Region boundary data
▶
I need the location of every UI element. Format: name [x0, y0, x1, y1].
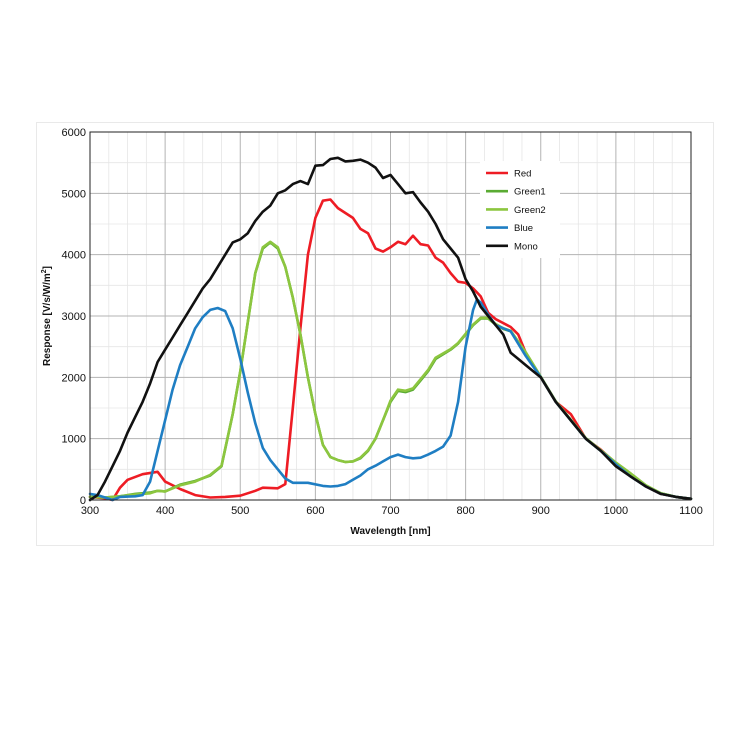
y-tick-label: 5000 — [62, 188, 86, 200]
y-tick-label: 0 — [80, 495, 86, 507]
y-axis-title-superscript: 2 — [41, 269, 48, 273]
y-axis-title: Response [V/s/W/m2] — [41, 266, 53, 366]
y-axis-title-main: Response [V/s/W/m — [42, 273, 53, 366]
spectral-response-chart: 300 400 500 600 700 800 900 1000 1100 0 1000 2000 3… — [41, 127, 703, 537]
legend-label: Mono — [514, 241, 538, 252]
x-tick-label: 600 — [306, 505, 324, 517]
series-line-mono — [88, 156, 693, 502]
y-tick-label: 6000 — [62, 127, 86, 139]
y-tick-label: 2000 — [62, 372, 86, 384]
plot-border — [89, 131, 692, 501]
x-tick-labels: 300 400 500 600 700 800 900 1000 1100 — [81, 505, 703, 517]
x-tick-label: 300 — [81, 505, 99, 517]
legend-label: Blue — [514, 223, 533, 234]
chart-panel: 300 400 500 600 700 800 900 1000 1100 0 1000 2000 3… — [36, 122, 714, 546]
legend-label: Green2 — [514, 205, 546, 216]
x-tick-label: 700 — [381, 505, 399, 517]
y-tick-label: 1000 — [62, 434, 86, 446]
major-grid — [89, 131, 692, 501]
y-tick-label: 4000 — [62, 250, 86, 262]
x-tick-label: 1000 — [604, 505, 628, 517]
x-tick-label: 400 — [156, 505, 174, 517]
y-tick-labels: 0 1000 2000 3000 4000 5000 6000 — [62, 127, 86, 507]
legend-label: Red — [514, 169, 531, 180]
y-tick-label: 3000 — [62, 311, 86, 323]
y-axis-title-end: ] — [42, 266, 53, 269]
x-axis-title: Wavelength [nm] — [350, 526, 430, 537]
x-tick-label: 500 — [231, 505, 249, 517]
x-tick-label: 900 — [532, 505, 550, 517]
legend-label: Green1 — [514, 187, 546, 198]
series-layer — [88, 156, 693, 502]
x-tick-label: 1100 — [679, 505, 703, 517]
x-tick-label: 800 — [456, 505, 474, 517]
legend: Red Green1 Green2 Blue Mono — [480, 161, 560, 258]
series-line-blue — [88, 298, 693, 502]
◀
• **What is needed**
Can you quote every row of the region boundary data above word for word, leaving out the pictures?

• **Solution**
I need the location of every UI element. Format: name [x0, y0, x1, y1].
y-tick-label: 5000 — [62, 188, 86, 200]
y-tick-label: 0 — [80, 495, 86, 507]
y-axis-title-superscript: 2 — [41, 269, 48, 273]
y-axis-title: Response [V/s/W/m2] — [41, 266, 53, 366]
y-axis-title-main: Response [V/s/W/m — [42, 273, 53, 366]
spectral-response-chart: 300 400 500 600 700 800 900 1000 1100 0 1000 2000 3… — [41, 127, 703, 537]
legend-label: Mono — [514, 241, 538, 252]
x-tick-label: 600 — [306, 505, 324, 517]
series-line-mono — [88, 156, 693, 502]
y-tick-label: 6000 — [62, 127, 86, 139]
y-tick-label: 2000 — [62, 372, 86, 384]
plot-border — [89, 131, 692, 501]
x-tick-labels: 300 400 500 600 700 800 900 1000 1100 — [81, 505, 703, 517]
x-tick-label: 300 — [81, 505, 99, 517]
legend-label: Blue — [514, 223, 533, 234]
chart-panel: 300 400 500 600 700 800 900 1000 1100 0 1000 2000 3… — [36, 122, 714, 546]
legend-label: Green2 — [514, 205, 546, 216]
x-tick-label: 700 — [381, 505, 399, 517]
y-tick-label: 1000 — [62, 434, 86, 446]
major-grid — [89, 131, 692, 501]
y-tick-label: 4000 — [62, 250, 86, 262]
x-tick-label: 1000 — [604, 505, 628, 517]
x-tick-label: 400 — [156, 505, 174, 517]
y-tick-labels: 0 1000 2000 3000 4000 5000 6000 — [62, 127, 86, 507]
legend-label: Red — [514, 169, 531, 180]
y-tick-label: 3000 — [62, 311, 86, 323]
y-axis-title-end: ] — [42, 266, 53, 269]
x-axis-title: Wavelength [nm] — [350, 526, 430, 537]
x-tick-label: 500 — [231, 505, 249, 517]
x-tick-label: 900 — [532, 505, 550, 517]
legend-label: Green1 — [514, 187, 546, 198]
series-layer — [88, 156, 693, 502]
x-tick-label: 1100 — [679, 505, 703, 517]
x-tick-label: 800 — [456, 505, 474, 517]
legend: Red Green1 Green2 Blue Mono — [480, 161, 560, 258]
series-line-blue — [88, 298, 693, 502]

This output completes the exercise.